▶ _Exercise description_:
Give the number of lines in the data that hold the string "arcmin". Nothing else is needed.

··· Task inputs

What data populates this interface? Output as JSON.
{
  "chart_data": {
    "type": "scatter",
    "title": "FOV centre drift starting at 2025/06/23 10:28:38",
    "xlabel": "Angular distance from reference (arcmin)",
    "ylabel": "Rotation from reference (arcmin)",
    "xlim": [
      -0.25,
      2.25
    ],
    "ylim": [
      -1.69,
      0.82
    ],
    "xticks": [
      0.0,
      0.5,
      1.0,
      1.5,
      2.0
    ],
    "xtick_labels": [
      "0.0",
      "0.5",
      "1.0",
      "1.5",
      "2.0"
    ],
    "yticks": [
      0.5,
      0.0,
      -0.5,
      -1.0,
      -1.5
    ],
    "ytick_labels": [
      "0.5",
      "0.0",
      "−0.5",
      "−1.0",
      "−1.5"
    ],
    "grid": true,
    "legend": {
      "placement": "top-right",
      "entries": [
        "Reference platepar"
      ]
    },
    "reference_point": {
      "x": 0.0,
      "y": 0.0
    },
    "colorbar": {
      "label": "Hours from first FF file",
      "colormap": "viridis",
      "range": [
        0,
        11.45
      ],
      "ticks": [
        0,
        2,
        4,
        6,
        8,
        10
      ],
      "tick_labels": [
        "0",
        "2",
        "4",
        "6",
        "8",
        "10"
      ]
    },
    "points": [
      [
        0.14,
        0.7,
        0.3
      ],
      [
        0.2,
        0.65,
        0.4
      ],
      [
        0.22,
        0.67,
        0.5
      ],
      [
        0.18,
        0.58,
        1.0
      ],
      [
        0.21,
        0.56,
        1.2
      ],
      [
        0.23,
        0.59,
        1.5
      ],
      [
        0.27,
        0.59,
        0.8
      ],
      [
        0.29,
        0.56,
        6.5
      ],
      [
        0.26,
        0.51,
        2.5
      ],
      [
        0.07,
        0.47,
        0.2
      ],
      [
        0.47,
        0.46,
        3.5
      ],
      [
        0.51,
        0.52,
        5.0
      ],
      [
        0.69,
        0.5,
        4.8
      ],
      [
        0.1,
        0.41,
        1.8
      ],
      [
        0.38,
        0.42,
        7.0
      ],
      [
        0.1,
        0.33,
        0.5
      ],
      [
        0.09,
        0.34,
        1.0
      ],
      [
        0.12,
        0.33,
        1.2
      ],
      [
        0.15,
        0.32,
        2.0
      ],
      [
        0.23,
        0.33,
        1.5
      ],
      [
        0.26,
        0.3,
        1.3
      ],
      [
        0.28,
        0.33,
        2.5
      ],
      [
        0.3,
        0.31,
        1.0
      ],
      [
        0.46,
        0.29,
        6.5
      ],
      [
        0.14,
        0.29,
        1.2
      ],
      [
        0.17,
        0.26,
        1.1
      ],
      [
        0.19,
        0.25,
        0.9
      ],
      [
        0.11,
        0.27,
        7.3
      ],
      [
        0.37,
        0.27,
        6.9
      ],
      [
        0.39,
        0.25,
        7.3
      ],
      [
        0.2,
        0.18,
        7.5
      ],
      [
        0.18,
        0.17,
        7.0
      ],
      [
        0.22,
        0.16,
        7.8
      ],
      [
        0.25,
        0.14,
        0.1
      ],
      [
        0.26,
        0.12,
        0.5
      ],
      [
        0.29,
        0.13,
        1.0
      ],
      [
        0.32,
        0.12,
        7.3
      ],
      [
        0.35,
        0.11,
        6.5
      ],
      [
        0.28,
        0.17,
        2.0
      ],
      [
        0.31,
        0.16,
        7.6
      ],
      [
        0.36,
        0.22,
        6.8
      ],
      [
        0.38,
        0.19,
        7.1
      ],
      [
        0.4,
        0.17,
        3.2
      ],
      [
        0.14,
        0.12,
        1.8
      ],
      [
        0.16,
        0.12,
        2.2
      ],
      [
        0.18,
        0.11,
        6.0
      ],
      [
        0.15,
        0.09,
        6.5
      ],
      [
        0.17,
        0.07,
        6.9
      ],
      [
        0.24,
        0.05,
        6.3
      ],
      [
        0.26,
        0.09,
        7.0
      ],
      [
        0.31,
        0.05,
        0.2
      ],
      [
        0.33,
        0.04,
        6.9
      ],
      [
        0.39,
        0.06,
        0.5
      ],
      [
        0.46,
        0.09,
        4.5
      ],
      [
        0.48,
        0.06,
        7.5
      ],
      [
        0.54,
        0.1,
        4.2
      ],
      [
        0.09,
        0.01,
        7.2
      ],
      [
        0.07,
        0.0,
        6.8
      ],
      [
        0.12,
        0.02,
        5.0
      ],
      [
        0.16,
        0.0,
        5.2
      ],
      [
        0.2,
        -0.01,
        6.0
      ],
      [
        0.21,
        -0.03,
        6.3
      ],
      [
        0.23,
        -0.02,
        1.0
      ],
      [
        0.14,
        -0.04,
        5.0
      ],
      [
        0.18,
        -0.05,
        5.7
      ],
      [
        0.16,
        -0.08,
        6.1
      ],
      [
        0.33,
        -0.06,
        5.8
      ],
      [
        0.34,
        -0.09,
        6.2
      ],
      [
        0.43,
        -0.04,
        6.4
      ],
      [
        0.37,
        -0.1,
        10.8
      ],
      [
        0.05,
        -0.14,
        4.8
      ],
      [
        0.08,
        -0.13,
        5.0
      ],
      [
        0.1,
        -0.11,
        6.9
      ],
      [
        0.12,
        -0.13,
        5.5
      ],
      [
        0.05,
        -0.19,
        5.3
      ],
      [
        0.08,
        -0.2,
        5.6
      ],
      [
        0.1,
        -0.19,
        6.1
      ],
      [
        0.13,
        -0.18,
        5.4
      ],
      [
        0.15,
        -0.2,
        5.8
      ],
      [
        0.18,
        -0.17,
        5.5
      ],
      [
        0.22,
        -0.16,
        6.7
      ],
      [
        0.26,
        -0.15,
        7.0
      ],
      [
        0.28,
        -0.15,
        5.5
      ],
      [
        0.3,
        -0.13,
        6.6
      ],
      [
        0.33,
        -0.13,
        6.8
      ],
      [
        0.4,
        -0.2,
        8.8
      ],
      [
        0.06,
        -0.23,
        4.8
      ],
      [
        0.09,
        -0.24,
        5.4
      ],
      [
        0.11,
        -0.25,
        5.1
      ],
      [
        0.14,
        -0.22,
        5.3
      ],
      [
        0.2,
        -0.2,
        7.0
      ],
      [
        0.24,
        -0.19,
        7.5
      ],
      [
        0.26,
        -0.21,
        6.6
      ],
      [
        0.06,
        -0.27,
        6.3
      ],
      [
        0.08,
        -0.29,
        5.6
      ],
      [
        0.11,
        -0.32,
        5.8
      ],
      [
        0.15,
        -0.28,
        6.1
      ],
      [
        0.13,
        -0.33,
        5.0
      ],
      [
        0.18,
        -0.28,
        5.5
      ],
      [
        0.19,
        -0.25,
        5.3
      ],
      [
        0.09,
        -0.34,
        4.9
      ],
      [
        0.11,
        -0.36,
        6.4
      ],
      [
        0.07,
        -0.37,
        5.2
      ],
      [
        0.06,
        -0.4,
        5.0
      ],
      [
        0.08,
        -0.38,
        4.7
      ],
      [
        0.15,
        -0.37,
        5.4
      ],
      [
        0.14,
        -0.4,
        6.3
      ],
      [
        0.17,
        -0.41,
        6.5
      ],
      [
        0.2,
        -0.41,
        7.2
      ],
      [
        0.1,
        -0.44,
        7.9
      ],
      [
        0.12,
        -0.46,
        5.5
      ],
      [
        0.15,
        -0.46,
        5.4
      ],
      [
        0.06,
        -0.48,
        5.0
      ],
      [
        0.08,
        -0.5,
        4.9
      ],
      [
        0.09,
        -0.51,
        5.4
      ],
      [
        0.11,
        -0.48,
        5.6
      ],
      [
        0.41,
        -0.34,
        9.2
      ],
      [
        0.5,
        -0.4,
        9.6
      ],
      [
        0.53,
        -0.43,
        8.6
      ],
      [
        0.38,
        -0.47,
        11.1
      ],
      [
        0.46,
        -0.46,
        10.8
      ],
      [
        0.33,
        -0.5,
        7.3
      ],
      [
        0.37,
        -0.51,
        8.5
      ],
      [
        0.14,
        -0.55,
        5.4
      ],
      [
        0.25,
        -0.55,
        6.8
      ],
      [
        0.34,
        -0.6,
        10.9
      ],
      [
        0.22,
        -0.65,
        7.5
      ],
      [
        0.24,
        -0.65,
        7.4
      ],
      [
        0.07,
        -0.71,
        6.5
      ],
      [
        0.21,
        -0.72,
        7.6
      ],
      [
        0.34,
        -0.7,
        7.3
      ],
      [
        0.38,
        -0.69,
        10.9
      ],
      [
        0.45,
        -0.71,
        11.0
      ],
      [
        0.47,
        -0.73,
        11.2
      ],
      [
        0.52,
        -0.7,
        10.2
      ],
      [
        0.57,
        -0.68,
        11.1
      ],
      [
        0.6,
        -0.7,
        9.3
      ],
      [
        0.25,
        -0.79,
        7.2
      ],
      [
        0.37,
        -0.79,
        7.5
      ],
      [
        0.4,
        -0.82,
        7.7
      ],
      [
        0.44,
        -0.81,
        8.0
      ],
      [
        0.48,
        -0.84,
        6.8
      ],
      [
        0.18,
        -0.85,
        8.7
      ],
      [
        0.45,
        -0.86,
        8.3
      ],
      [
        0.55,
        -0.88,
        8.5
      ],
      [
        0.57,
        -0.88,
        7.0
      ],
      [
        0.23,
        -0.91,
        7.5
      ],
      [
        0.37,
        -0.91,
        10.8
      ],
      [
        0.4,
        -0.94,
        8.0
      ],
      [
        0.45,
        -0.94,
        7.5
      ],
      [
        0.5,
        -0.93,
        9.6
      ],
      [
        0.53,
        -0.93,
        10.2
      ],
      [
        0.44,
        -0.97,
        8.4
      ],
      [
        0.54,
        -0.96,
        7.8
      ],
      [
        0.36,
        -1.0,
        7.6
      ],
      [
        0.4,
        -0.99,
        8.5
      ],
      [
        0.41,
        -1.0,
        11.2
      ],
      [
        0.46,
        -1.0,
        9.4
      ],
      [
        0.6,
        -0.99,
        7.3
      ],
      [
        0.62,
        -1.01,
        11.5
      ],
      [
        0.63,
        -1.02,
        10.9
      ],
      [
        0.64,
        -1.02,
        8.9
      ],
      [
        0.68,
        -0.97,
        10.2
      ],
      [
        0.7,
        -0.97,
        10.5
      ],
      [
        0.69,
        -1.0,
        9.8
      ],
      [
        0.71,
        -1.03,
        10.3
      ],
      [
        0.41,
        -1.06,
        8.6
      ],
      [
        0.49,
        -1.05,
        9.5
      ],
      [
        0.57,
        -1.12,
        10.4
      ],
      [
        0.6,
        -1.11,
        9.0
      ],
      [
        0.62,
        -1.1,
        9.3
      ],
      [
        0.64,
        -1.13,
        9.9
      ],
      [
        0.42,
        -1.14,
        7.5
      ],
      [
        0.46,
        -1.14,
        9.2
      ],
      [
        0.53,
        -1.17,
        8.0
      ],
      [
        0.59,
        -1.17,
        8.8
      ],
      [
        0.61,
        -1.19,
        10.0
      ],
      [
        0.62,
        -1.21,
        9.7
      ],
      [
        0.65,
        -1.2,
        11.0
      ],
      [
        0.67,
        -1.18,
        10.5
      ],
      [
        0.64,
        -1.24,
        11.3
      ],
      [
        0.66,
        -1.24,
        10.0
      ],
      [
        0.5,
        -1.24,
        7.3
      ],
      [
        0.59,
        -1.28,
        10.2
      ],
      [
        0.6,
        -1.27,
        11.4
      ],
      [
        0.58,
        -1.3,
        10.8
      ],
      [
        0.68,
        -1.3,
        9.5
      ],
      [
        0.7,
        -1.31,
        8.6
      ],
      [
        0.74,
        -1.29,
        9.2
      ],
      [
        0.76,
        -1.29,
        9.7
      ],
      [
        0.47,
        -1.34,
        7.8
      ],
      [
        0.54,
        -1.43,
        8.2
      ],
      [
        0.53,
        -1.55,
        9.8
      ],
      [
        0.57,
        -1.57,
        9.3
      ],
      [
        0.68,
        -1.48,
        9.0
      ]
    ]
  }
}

······

▶ _Exercise result_:
2